— start —

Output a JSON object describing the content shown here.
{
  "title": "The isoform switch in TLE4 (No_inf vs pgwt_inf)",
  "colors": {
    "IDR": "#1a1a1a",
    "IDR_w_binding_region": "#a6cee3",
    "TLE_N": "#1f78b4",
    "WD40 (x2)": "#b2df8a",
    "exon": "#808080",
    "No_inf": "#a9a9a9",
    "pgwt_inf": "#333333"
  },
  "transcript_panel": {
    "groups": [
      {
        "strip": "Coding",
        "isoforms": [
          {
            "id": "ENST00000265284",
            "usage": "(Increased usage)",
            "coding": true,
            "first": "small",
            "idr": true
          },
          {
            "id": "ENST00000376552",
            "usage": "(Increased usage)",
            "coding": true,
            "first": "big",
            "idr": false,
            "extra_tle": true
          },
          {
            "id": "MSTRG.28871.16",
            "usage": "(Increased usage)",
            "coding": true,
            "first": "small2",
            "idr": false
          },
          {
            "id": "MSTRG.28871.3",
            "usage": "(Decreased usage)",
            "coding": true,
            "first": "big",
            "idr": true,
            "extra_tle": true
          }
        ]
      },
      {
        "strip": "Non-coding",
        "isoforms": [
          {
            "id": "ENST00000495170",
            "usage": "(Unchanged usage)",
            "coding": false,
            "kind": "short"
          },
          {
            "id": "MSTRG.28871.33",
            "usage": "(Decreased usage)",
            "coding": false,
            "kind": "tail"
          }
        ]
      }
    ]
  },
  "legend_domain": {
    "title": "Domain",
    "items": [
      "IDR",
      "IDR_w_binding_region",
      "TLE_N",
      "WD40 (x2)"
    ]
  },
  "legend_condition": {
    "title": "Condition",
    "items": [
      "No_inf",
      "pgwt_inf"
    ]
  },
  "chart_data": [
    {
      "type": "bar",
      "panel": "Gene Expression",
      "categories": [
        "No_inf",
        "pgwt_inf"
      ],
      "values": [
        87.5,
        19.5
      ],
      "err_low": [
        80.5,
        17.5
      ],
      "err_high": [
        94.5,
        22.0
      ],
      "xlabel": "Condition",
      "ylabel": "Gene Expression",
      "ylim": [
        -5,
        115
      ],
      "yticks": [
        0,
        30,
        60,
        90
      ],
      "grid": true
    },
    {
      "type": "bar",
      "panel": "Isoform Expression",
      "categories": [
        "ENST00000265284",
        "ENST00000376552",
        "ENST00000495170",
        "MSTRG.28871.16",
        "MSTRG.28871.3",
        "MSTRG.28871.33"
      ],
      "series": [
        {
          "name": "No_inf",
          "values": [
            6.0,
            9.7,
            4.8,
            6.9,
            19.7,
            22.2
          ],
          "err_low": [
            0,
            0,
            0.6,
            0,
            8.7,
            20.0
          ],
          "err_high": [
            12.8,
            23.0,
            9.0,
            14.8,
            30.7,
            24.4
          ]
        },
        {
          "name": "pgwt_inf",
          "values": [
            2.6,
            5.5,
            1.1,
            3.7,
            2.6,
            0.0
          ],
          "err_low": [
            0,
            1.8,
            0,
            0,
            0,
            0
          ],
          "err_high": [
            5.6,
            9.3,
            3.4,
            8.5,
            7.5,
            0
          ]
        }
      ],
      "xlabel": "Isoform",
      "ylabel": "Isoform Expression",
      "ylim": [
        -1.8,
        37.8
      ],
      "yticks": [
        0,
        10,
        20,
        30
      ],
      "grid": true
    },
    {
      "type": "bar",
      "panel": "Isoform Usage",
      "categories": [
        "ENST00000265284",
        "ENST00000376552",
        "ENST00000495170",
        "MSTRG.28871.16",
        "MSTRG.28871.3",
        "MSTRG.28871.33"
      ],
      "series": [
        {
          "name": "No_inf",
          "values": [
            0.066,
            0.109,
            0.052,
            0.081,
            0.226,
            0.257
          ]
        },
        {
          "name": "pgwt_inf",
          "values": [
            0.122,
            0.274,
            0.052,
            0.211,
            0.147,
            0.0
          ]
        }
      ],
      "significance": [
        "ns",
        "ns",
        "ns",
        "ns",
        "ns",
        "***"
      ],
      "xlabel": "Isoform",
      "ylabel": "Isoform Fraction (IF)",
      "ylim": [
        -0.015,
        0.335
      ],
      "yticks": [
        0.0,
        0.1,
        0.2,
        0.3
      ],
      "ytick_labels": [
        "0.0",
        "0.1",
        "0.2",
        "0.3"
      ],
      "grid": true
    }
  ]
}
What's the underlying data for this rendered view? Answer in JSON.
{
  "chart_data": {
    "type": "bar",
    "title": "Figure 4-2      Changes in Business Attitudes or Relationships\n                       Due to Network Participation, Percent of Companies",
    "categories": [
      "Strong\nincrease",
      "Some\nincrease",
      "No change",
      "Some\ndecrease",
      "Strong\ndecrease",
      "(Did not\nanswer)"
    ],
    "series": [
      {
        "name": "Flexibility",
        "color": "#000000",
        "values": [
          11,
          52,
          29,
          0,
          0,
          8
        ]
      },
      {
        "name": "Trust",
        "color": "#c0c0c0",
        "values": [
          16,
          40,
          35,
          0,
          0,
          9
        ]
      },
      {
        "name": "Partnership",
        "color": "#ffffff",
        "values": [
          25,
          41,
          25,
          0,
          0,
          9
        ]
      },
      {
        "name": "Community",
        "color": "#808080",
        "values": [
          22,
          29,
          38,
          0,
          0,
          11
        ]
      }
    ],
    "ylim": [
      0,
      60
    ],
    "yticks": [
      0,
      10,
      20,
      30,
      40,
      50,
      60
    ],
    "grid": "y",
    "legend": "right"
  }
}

— end —

Exercise goal:
List every line above containing the word "JSON".

Full output:
Output a JSON object describing the content shown here.
What's the underlying data for this rendered view? Answer in JSON.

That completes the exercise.